• Set problem
Lines containing the string "content" are to be collected in full.
------------------------------------
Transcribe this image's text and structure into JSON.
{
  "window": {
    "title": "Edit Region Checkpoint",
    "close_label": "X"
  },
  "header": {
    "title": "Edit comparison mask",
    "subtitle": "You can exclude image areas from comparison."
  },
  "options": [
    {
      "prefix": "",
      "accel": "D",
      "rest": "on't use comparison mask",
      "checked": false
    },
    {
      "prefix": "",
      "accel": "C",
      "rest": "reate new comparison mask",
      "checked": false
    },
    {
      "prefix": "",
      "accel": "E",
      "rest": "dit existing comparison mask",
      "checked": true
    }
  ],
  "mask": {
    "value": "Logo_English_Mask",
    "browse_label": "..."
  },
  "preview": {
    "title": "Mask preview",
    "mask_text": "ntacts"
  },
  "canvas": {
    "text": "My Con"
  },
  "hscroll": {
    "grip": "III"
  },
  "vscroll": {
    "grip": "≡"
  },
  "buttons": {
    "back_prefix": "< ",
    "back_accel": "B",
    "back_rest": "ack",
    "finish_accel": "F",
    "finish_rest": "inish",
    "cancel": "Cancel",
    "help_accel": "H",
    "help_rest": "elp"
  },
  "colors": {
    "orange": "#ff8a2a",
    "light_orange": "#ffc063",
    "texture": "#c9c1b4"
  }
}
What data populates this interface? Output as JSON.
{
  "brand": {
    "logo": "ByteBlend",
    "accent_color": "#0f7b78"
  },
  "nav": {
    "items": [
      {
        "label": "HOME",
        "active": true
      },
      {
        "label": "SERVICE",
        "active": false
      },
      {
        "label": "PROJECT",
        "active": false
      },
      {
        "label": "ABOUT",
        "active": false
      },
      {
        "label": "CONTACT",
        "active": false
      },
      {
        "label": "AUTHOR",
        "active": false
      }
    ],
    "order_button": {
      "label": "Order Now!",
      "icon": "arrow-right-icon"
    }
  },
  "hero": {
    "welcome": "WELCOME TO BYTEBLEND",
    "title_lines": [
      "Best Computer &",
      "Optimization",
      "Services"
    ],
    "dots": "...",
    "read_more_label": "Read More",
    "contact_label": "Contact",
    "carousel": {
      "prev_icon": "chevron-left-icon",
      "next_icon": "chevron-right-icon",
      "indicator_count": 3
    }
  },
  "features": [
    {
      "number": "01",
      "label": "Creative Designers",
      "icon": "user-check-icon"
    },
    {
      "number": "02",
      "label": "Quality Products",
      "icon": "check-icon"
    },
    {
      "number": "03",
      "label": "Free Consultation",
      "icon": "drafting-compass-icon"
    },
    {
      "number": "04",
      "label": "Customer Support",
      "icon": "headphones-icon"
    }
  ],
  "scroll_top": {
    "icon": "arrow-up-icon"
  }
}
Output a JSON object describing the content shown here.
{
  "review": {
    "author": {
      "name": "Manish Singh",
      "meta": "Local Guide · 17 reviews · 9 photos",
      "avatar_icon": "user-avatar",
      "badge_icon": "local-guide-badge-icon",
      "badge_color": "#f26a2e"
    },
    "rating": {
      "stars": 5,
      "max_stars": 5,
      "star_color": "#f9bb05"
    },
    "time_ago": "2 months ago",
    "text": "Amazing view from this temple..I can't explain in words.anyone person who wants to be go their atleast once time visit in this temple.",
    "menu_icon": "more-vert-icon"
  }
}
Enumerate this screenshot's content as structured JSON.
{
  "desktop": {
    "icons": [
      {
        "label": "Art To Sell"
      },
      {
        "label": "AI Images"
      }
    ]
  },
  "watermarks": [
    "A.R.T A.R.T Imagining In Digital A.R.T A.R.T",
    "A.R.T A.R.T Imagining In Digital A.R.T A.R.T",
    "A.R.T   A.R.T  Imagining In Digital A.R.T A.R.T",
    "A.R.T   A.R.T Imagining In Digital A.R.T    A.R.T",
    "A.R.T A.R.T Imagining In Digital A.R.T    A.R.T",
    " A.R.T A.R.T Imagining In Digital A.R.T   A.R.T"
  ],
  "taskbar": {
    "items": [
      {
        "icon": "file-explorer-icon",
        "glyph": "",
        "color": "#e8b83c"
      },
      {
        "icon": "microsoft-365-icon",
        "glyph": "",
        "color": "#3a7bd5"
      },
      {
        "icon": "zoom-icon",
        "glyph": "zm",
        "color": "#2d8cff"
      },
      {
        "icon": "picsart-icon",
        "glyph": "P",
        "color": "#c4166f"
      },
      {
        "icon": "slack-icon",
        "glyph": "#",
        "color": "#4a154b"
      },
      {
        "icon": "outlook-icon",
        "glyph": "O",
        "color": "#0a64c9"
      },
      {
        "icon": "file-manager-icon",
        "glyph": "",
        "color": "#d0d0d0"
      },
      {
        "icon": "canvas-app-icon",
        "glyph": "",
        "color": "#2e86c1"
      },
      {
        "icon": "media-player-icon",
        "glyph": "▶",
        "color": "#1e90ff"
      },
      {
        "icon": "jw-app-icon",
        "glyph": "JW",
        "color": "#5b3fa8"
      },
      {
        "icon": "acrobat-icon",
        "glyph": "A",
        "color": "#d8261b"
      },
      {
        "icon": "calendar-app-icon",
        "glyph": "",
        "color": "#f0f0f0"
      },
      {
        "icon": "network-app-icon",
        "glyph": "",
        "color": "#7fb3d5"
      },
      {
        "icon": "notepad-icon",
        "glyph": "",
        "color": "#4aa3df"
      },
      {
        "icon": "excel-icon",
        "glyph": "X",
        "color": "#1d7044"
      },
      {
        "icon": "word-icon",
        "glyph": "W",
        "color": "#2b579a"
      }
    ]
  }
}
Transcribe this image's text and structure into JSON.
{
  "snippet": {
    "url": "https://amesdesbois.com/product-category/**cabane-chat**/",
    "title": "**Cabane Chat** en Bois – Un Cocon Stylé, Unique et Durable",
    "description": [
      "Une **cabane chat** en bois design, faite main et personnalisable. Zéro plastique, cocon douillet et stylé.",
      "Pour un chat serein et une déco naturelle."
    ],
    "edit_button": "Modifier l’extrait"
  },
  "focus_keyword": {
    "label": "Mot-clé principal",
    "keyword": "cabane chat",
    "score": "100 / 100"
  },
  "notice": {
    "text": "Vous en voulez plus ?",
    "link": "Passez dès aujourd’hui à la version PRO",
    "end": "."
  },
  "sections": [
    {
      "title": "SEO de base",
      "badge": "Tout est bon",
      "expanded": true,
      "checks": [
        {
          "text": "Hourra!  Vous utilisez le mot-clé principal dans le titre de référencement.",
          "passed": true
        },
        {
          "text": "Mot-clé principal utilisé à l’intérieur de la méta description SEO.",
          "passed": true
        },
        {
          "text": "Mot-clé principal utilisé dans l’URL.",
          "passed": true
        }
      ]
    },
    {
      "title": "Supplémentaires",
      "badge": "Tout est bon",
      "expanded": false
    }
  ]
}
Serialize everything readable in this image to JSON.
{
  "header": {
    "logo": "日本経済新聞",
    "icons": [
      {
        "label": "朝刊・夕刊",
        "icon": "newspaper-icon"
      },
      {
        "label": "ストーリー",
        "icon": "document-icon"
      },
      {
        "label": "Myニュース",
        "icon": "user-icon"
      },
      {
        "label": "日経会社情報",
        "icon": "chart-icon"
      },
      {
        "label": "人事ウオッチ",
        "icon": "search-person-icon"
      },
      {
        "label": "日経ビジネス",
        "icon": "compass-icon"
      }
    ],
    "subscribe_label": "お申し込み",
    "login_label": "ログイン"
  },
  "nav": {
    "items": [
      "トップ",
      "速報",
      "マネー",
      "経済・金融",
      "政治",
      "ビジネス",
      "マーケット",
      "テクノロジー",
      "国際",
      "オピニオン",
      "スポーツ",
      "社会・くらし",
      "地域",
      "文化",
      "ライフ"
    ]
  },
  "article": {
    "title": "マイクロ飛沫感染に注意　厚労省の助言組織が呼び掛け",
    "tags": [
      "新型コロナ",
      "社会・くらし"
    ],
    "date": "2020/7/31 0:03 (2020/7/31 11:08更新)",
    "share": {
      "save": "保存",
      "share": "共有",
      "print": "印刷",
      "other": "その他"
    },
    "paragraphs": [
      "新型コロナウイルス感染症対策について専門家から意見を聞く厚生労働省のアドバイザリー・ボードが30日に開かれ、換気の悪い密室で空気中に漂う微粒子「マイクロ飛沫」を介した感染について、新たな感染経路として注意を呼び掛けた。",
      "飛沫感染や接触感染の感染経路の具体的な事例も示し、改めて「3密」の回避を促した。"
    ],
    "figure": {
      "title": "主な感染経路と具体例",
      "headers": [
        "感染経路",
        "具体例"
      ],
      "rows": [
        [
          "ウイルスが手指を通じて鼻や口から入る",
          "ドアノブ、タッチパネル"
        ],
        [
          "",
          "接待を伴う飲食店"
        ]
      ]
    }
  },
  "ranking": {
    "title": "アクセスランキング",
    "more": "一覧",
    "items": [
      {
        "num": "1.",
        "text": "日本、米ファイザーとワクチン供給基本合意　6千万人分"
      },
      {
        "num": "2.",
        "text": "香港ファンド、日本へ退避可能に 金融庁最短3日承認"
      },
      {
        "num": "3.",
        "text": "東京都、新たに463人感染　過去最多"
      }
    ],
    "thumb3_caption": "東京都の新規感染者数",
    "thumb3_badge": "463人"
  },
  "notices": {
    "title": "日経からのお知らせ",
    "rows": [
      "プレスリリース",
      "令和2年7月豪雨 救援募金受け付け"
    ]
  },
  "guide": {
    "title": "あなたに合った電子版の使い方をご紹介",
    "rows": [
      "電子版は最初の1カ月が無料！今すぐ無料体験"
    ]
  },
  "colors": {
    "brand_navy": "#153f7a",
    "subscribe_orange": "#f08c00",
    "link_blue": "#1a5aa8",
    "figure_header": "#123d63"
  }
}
------------------------------------
• The answer
Output a JSON object describing the content shown here.
Enumerate this screenshot's content as structured JSON.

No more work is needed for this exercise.